• [PROBLEM STATEMENT]: Extract all of the entries and set them down verbatim.

---

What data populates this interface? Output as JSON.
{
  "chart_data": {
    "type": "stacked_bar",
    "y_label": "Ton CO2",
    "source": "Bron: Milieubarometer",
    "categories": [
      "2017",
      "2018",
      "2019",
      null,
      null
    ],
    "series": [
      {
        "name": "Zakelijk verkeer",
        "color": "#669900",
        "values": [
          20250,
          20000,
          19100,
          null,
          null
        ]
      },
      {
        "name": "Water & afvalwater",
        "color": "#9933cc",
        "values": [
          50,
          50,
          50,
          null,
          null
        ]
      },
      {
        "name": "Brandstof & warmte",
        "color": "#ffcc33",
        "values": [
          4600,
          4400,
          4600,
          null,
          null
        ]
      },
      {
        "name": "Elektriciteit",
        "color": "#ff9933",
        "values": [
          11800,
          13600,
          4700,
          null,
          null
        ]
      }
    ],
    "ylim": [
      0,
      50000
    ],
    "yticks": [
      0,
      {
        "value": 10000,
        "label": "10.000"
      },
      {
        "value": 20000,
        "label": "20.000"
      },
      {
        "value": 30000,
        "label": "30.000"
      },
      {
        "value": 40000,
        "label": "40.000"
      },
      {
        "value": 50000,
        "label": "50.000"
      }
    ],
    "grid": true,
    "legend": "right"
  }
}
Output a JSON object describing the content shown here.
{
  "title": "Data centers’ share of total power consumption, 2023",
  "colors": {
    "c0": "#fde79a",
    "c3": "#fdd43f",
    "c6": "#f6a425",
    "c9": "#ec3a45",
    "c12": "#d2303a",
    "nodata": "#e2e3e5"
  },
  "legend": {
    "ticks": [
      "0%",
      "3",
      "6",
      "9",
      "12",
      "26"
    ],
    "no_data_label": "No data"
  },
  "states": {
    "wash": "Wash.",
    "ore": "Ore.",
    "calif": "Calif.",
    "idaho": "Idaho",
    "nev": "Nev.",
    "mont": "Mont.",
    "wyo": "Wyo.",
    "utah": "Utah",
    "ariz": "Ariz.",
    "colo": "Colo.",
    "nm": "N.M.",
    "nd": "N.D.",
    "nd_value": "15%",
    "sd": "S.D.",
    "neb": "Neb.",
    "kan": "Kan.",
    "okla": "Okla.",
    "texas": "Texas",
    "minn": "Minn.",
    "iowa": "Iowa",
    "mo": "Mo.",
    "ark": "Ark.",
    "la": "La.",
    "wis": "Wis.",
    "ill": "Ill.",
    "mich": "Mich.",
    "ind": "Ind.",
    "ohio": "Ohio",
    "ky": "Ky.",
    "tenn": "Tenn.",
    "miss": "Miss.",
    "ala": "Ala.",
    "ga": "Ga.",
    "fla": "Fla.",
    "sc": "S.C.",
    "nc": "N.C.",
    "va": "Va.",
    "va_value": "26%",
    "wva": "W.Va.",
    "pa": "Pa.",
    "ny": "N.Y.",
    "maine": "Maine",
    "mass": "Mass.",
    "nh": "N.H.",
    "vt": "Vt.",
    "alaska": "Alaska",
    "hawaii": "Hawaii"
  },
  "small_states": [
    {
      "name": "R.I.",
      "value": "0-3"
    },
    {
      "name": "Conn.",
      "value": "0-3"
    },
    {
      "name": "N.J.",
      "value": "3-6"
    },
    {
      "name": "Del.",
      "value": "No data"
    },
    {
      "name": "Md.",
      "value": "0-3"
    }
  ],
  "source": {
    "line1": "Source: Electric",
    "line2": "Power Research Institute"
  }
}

---

• [ANSWER BELOW]:
What data populates this interface? Output as JSON.
{
  "chart_data": {
    "type": "stacked_bar",
    "y_label": "Ton CO2",
    "source": "Bron: Milieubarometer",
    "categories": [
      "2017",
      "2018",
      "2019",
      null,
      null
    ],
    "series": [
      {
        "name": "Zakelijk verkeer",
        "color": "#669900",
        "values": [
          20250,
          20000,
          19100,
          null,
          null
        ]
      },
      {
        "name": "Water & afvalwater",
        "color": "#9933cc",
        "values": [
          50,
          50,
          50,
          null,
          null
        ]
      },
      {
        "name": "Brandstof & warmte",
        "color": "#ffcc33",
        "values": [
          4600,
          4400,
          4600,
          null,
          null
        ]
      },
      {
        "name": "Elektriciteit",
        "color": "#ff9933",
        "values": [
          11800,
          13600,
          4700,
          null,
          null
        ]
      }
    ],
    "ylim": [
      0,
      50000
    ],
    "yticks": [
      0,
      {
        "value": 10000,
        "label": "10.000"
      },
      {
        "value": 20000,
        "label": "20.000"
      },
      {
        "value": 30000,
        "label": "30.000"
      },
      {
        "value": 40000,
        "label": "40.000"
      },
      {
        "value": 50000,
        "label": "50.000"
      }
    ],
    "grid": true,
    "legend": "right"
  }
}
Output a JSON object describing the content shown here.
{
  "title": "Data centers’ share of total power consumption, 2023",
  "colors": {
    "c0": "#fde79a",
    "c3": "#fdd43f",
    "c6": "#f6a425",
    "c9": "#ec3a45",
    "c12": "#d2303a",
    "nodata": "#e2e3e5"
  },
  "legend": {
    "ticks": [
      "0%",
      "3",
      "6",
      "9",
      "12",
      "26"
    ],
    "no_data_label": "No data"
  },
  "states": {
    "wash": "Wash.",
    "ore": "Ore.",
    "calif": "Calif.",
    "idaho": "Idaho",
    "nev": "Nev.",
    "mont": "Mont.",
    "wyo": "Wyo.",
    "utah": "Utah",
    "ariz": "Ariz.",
    "colo": "Colo.",
    "nm": "N.M.",
    "nd": "N.D.",
    "nd_value": "15%",
    "sd": "S.D.",
    "neb": "Neb.",
    "kan": "Kan.",
    "okla": "Okla.",
    "texas": "Texas",
    "minn": "Minn.",
    "iowa": "Iowa",
    "mo": "Mo.",
    "ark": "Ark.",
    "la": "La.",
    "wis": "Wis.",
    "ill": "Ill.",
    "mich": "Mich.",
    "ind": "Ind.",
    "ohio": "Ohio",
    "ky": "Ky.",
    "tenn": "Tenn.",
    "miss": "Miss.",
    "ala": "Ala.",
    "ga": "Ga.",
    "fla": "Fla.",
    "sc": "S.C.",
    "nc": "N.C.",
    "va": "Va.",
    "va_value": "26%",
    "wva": "W.Va.",
    "pa": "Pa.",
    "ny": "N.Y.",
    "maine": "Maine",
    "mass": "Mass.",
    "nh": "N.H.",
    "vt": "Vt.",
    "alaska": "Alaska",
    "hawaii": "Hawaii"
  },
  "small_states": [
    {
      "name": "R.I.",
      "value": "0-3"
    },
    {
      "name": "Conn.",
      "value": "0-3"
    },
    {
      "name": "N.J.",
      "value": "3-6"
    },
    {
      "name": "Del.",
      "value": "No data"
    },
    {
      "name": "Md.",
      "value": "0-3"
    }
  ],
  "source": {
    "line1": "Source: Electric",
    "line2": "Power Research Institute"
  }
}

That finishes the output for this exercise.